* Request
Reproduce all of the data below without alteration; exclude every picture.

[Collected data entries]
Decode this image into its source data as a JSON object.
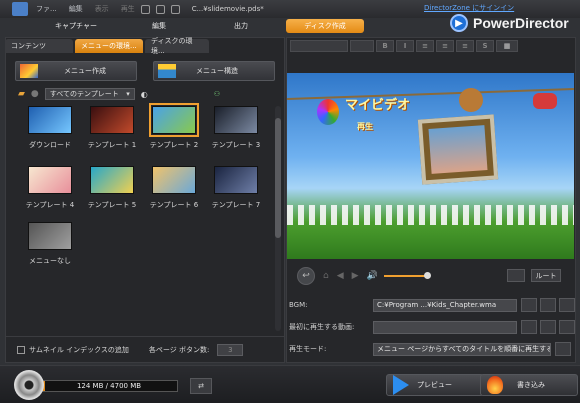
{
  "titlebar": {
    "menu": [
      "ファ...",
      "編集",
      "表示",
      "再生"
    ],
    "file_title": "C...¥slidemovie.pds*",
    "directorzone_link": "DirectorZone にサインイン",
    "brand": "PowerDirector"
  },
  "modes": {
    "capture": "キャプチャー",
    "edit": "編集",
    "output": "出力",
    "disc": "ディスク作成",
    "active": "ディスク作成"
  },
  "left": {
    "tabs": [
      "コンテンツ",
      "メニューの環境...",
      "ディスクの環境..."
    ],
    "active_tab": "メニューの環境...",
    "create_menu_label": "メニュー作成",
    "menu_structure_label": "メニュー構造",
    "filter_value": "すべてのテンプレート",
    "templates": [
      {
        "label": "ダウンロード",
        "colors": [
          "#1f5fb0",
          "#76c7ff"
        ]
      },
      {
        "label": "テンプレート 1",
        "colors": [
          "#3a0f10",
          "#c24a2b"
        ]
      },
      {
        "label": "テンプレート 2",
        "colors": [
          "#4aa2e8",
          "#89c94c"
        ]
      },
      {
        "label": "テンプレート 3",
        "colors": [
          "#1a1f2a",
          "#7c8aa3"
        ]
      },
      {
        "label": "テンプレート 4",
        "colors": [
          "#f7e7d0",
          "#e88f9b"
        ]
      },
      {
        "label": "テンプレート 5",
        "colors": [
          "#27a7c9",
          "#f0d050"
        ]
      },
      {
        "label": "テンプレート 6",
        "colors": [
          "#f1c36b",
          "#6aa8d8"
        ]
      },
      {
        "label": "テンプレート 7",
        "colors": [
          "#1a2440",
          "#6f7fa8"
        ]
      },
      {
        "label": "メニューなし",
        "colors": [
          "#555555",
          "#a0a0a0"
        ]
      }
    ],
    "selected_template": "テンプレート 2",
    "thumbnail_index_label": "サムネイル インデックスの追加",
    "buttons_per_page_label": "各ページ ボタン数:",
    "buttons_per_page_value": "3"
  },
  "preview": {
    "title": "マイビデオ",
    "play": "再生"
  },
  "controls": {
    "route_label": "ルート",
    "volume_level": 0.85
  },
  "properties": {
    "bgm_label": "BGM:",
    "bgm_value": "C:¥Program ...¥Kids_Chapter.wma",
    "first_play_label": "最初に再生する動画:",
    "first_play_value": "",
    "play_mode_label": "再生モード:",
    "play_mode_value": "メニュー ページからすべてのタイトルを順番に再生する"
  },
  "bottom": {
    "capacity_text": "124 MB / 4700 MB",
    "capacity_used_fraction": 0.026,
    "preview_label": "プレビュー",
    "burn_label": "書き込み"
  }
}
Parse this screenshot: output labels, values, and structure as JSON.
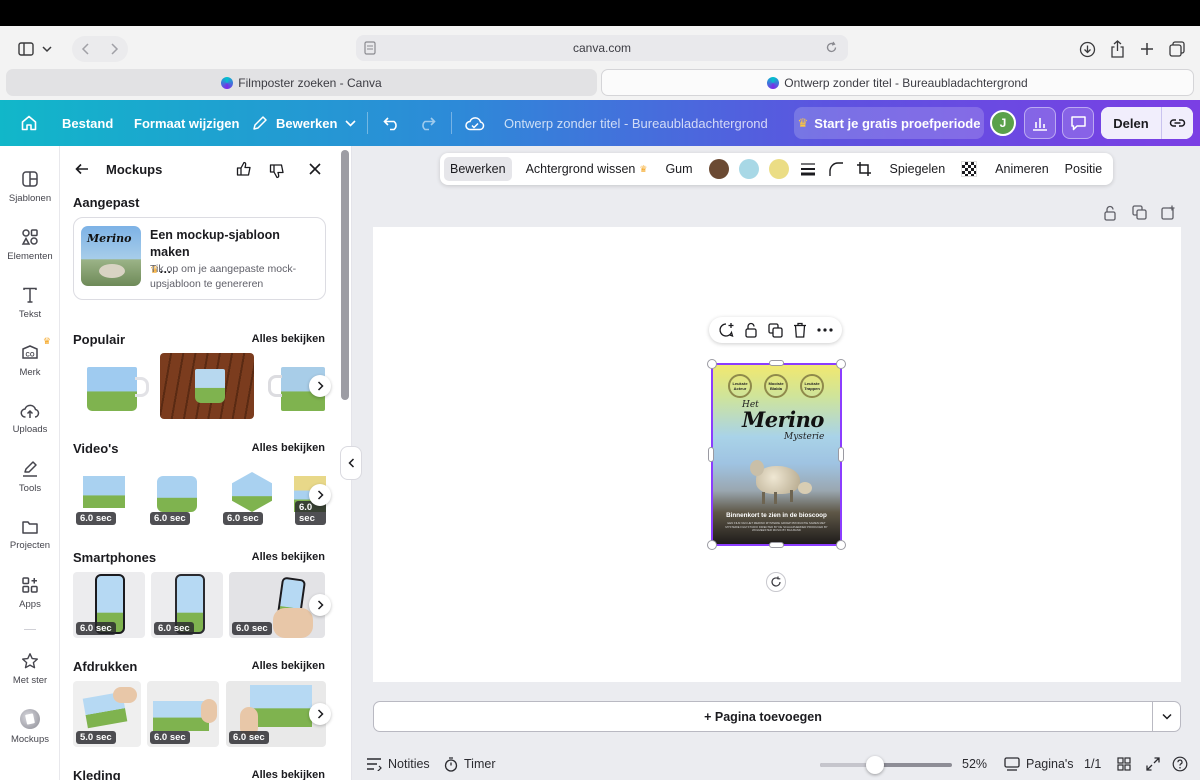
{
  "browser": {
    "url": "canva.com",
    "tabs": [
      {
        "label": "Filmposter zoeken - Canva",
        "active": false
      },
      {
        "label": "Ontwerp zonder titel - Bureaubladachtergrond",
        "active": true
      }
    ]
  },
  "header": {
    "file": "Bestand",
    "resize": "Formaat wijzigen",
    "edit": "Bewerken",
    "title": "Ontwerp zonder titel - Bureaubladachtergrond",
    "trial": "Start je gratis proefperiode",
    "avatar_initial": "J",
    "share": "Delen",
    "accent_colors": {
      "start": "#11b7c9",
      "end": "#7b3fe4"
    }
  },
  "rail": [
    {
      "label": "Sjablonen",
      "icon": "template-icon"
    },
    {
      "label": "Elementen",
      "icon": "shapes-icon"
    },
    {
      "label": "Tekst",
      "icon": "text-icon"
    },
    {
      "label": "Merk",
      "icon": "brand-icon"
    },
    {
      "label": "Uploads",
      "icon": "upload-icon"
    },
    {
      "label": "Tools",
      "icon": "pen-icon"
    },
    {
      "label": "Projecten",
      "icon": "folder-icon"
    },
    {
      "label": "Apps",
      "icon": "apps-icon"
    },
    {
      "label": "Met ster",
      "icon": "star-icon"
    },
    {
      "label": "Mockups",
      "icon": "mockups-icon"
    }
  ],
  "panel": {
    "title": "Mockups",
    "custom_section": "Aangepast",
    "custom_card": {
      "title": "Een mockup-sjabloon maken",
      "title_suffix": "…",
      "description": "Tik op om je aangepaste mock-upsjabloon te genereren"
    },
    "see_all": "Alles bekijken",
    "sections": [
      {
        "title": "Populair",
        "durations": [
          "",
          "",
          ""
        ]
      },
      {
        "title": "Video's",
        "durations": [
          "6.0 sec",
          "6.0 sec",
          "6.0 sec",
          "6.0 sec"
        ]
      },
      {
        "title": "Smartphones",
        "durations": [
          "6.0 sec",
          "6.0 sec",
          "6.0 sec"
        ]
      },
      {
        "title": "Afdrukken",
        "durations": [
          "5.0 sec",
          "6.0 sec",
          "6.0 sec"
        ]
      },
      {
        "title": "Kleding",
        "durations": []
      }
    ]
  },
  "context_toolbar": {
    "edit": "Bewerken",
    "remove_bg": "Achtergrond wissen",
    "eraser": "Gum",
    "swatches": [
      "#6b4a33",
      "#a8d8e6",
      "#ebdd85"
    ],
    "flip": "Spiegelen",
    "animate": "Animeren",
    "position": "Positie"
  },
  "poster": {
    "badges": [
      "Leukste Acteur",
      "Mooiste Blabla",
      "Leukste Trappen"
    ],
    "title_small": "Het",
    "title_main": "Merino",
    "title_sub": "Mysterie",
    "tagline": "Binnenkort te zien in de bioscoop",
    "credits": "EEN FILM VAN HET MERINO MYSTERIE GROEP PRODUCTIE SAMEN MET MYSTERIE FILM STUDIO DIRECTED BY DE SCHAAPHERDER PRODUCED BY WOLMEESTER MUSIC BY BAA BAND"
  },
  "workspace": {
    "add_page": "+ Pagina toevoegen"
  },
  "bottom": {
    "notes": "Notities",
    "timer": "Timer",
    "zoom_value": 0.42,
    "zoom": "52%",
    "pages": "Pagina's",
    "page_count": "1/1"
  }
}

* Result
Decode this image into its source data as a JSON object.
{
  "titlebar": {
    "menu": [
      "ファ...",
      "編集",
      "表示",
      "再生"
    ],
    "file_title": "C...¥slidemovie.pds*",
    "directorzone_link": "DirectorZone にサインイン",
    "brand": "PowerDirector"
  },
  "modes": {
    "capture": "キャプチャー",
    "edit": "編集",
    "output": "出力",
    "disc": "ディスク作成",
    "active": "ディスク作成"
  },
  "left": {
    "tabs": [
      "コンテンツ",
      "メニューの環境...",
      "ディスクの環境..."
    ],
    "active_tab": "メニューの環境...",
    "create_menu_label": "メニュー作成",
    "menu_structure_label": "メニュー構造",
    "filter_value": "すべてのテンプレート",
    "templates": [
      {
        "label": "ダウンロード",
        "colors": [
          "#1f5fb0",
          "#76c7ff"
        ]
      },
      {
        "label": "テンプレート 1",
        "colors": [
          "#3a0f10",
          "#c24a2b"
        ]
      },
      {
        "label": "テンプレート 2",
        "colors": [
          "#4aa2e8",
          "#89c94c"
        ]
      },
      {
        "label": "テンプレート 3",
        "colors": [
          "#1a1f2a",
          "#7c8aa3"
        ]
      },
      {
        "label": "テンプレート 4",
        "colors": [
          "#f7e7d0",
          "#e88f9b"
        ]
      },
      {
        "label": "テンプレート 5",
        "colors": [
          "#27a7c9",
          "#f0d050"
        ]
      },
      {
        "label": "テンプレート 6",
        "colors": [
          "#f1c36b",
          "#6aa8d8"
        ]
      },
      {
        "label": "テンプレート 7",
        "colors": [
          "#1a2440",
          "#6f7fa8"
        ]
      },
      {
        "label": "メニューなし",
        "colors": [
          "#555555",
          "#a0a0a0"
        ]
      }
    ],
    "selected_template": "テンプレート 2",
    "thumbnail_index_label": "サムネイル インデックスの追加",
    "buttons_per_page_label": "各ページ ボタン数:",
    "buttons_per_page_value": "3"
  },
  "preview": {
    "title": "マイビデオ",
    "play": "再生"
  },
  "controls": {
    "route_label": "ルート",
    "volume_level": 0.85
  },
  "properties": {
    "bgm_label": "BGM:",
    "bgm_value": "C:¥Program ...¥Kids_Chapter.wma",
    "first_play_label": "最初に再生する動画:",
    "first_play_value": "",
    "play_mode_label": "再生モード:",
    "play_mode_value": "メニュー ページからすべてのタイトルを順番に再生する"
  },
  "bottom": {
    "capacity_text": "124 MB / 4700 MB",
    "capacity_used_fraction": 0.026,
    "preview_label": "プレビュー",
    "burn_label": "書き込み"
  }
}
Parse this screenshot: output labels, values, and structure as JSON.
{
  "browser": {
    "url": "canva.com",
    "tabs": [
      {
        "label": "Filmposter zoeken - Canva",
        "active": false
      },
      {
        "label": "Ontwerp zonder titel - Bureaubladachtergrond",
        "active": true
      }
    ]
  },
  "header": {
    "file": "Bestand",
    "resize": "Formaat wijzigen",
    "edit": "Bewerken",
    "title": "Ontwerp zonder titel - Bureaubladachtergrond",
    "trial": "Start je gratis proefperiode",
    "avatar_initial": "J",
    "share": "Delen",
    "accent_colors": {
      "start": "#11b7c9",
      "end": "#7b3fe4"
    }
  },
  "rail": [
    {
      "label": "Sjablonen",
      "icon": "template-icon"
    },
    {
      "label": "Elementen",
      "icon": "shapes-icon"
    },
    {
      "label": "Tekst",
      "icon": "text-icon"
    },
    {
      "label": "Merk",
      "icon": "brand-icon"
    },
    {
      "label": "Uploads",
      "icon": "upload-icon"
    },
    {
      "label": "Tools",
      "icon": "pen-icon"
    },
    {
      "label": "Projecten",
      "icon": "folder-icon"
    },
    {
      "label": "Apps",
      "icon": "apps-icon"
    },
    {
      "label": "Met ster",
      "icon": "star-icon"
    },
    {
      "label": "Mockups",
      "icon": "mockups-icon"
    }
  ],
  "panel": {
    "title": "Mockups",
    "custom_section": "Aangepast",
    "custom_card": {
      "title": "Een mockup-sjabloon maken",
      "title_suffix": "…",
      "description": "Tik op om je aangepaste mock-upsjabloon te genereren"
    },
    "see_all": "Alles bekijken",
    "sections": [
      {
        "title": "Populair",
        "durations": [
          "",
          "",
          ""
        ]
      },
      {
        "title": "Video's",
        "durations": [
          "6.0 sec",
          "6.0 sec",
          "6.0 sec",
          "6.0 sec"
        ]
      },
      {
        "title": "Smartphones",
        "durations": [
          "6.0 sec",
          "6.0 sec",
          "6.0 sec"
        ]
      },
      {
        "title": "Afdrukken",
        "durations": [
          "5.0 sec",
          "6.0 sec",
          "6.0 sec"
        ]
      },
      {
        "title": "Kleding",
        "durations": []
      }
    ]
  },
  "context_toolbar": {
    "edit": "Bewerken",
    "remove_bg": "Achtergrond wissen",
    "eraser": "Gum",
    "swatches": [
      "#6b4a33",
      "#a8d8e6",
      "#ebdd85"
    ],
    "flip": "Spiegelen",
    "animate": "Animeren",
    "position": "Positie"
  },
  "poster": {
    "badges": [
      "Leukste Acteur",
      "Mooiste Blabla",
      "Leukste Trappen"
    ],
    "title_small": "Het",
    "title_main": "Merino",
    "title_sub": "Mysterie",
    "tagline": "Binnenkort te zien in de bioscoop",
    "credits": "EEN FILM VAN HET MERINO MYSTERIE GROEP PRODUCTIE SAMEN MET MYSTERIE FILM STUDIO DIRECTED BY DE SCHAAPHERDER PRODUCED BY WOLMEESTER MUSIC BY BAA BAND"
  },
  "workspace": {
    "add_page": "+ Pagina toevoegen"
  },
  "bottom": {
    "notes": "Notities",
    "timer": "Timer",
    "zoom_value": 0.42,
    "zoom": "52%",
    "pages": "Pagina's",
    "page_count": "1/1"
  }
}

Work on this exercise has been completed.